-- BEGIN Input for this task --
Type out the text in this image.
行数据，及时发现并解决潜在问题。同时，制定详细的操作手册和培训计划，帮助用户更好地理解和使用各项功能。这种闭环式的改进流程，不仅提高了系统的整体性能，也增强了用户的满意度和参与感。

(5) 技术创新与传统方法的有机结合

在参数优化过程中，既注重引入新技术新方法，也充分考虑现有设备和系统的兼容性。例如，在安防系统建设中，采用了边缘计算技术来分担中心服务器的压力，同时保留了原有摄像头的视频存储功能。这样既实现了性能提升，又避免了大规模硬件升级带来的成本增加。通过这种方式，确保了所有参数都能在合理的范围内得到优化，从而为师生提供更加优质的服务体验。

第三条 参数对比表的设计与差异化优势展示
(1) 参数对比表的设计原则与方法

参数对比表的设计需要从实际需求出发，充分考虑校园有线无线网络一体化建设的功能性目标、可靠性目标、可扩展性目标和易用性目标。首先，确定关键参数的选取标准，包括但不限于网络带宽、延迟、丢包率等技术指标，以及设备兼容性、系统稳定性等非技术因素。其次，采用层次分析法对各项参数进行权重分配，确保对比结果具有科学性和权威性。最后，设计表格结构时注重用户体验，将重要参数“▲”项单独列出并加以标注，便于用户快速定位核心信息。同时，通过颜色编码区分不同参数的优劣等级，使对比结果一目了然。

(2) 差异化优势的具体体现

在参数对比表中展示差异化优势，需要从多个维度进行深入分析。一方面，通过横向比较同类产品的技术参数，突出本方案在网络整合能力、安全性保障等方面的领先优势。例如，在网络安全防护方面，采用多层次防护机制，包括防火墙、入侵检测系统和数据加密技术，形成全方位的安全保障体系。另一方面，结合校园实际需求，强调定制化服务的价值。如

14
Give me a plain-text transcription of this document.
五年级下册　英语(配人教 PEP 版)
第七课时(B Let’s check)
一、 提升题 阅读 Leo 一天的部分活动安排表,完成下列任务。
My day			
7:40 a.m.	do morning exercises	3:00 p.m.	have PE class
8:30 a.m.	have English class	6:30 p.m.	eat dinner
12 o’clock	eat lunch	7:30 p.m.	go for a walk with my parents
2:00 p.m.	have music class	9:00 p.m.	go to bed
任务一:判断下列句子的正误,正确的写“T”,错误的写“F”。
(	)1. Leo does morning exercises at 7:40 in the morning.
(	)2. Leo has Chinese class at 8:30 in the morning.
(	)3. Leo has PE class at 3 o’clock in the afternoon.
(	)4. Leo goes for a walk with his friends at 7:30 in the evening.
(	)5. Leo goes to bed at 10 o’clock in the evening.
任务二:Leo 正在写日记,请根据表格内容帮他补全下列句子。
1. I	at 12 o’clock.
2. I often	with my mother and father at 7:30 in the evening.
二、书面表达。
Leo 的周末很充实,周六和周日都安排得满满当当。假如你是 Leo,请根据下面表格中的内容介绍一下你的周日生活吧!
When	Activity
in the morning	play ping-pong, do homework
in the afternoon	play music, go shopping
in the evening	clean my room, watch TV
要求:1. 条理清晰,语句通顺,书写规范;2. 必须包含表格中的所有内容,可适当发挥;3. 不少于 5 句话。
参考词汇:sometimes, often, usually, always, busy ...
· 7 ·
-- END Input for this task --
# Exercise prompt
Reproduce the material above without altering a single character.

# Worked solution
Type out the text in this image.
行数据，及时发现并解决潜在问题。同时，制定详细的操作手册和培训计划，帮助用户更好地理解和使用各项功能。这种闭环式的改进流程，不仅提高了系统的整体性能，也增强了用户的满意度和参与感。

(5) 技术创新与传统方法的有机结合

在参数优化过程中，既注重引入新技术新方法，也充分考虑现有设备和系统的兼容性。例如，在安防系统建设中，采用了边缘计算技术来分担中心服务器的压力，同时保留了原有摄像头的视频存储功能。这样既实现了性能提升，又避免了大规模硬件升级带来的成本增加。通过这种方式，确保了所有参数都能在合理的范围内得到优化，从而为师生提供更加优质的服务体验。

第三条 参数对比表的设计与差异化优势展示
(1) 参数对比表的设计原则与方法

参数对比表的设计需要从实际需求出发，充分考虑校园有线无线网络一体化建设的功能性目标、可靠性目标、可扩展性目标和易用性目标。首先，确定关键参数的选取标准，包括但不限于网络带宽、延迟、丢包率等技术指标，以及设备兼容性、系统稳定性等非技术因素。其次，采用层次分析法对各项参数进行权重分配，确保对比结果具有科学性和权威性。最后，设计表格结构时注重用户体验，将重要参数“▲”项单独列出并加以标注，便于用户快速定位核心信息。同时，通过颜色编码区分不同参数的优劣等级，使对比结果一目了然。

(2) 差异化优势的具体体现

在参数对比表中展示差异化优势，需要从多个维度进行深入分析。一方面，通过横向比较同类产品的技术参数，突出本方案在网络整合能力、安全性保障等方面的领先优势。例如，在网络安全防护方面，采用多层次防护机制，包括防火墙、入侵检测系统和数据加密技术，形成全方位的安全保障体系。另一方面，结合校园实际需求，强调定制化服务的价值。如

14
Give me a plain-text transcription of this document.
五年级下册　英语(配人教 PEP 版)
第七课时(B Let’s check)
一、 提升题 阅读 Leo 一天的部分活动安排表,完成下列任务。
My day			
7:40 a.m.	do morning exercises	3:00 p.m.	have PE class
8:30 a.m.	have English class	6:30 p.m.	eat dinner
12 o’clock	eat lunch	7:30 p.m.	go for a walk with my parents
2:00 p.m.	have music class	9:00 p.m.	go to bed
任务一:判断下列句子的正误,正确的写“T”,错误的写“F”。
(	)1. Leo does morning exercises at 7:40 in the morning.
(	)2. Leo has Chinese class at 8:30 in the morning.
(	)3. Leo has PE class at 3 o’clock in the afternoon.
(	)4. Leo goes for a walk with his friends at 7:30 in the evening.
(	)5. Leo goes to bed at 10 o’clock in the evening.
任务二:Leo 正在写日记,请根据表格内容帮他补全下列句子。
1. I	at 12 o’clock.
2. I often	with my mother and father at 7:30 in the evening.
二、书面表达。
Leo 的周末很充实,周六和周日都安排得满满当当。假如你是 Leo,请根据下面表格中的内容介绍一下你的周日生活吧!
When	Activity
in the morning	play ping-pong, do homework
in the afternoon	play music, go shopping
in the evening	clean my room, watch TV
要求:1. 条理清晰,语句通顺,书写规范;2. 必须包含表格中的所有内容,可适当发挥;3. 不少于 5 句话。
参考词汇:sometimes, often, usually, always, busy ...
· 7 ·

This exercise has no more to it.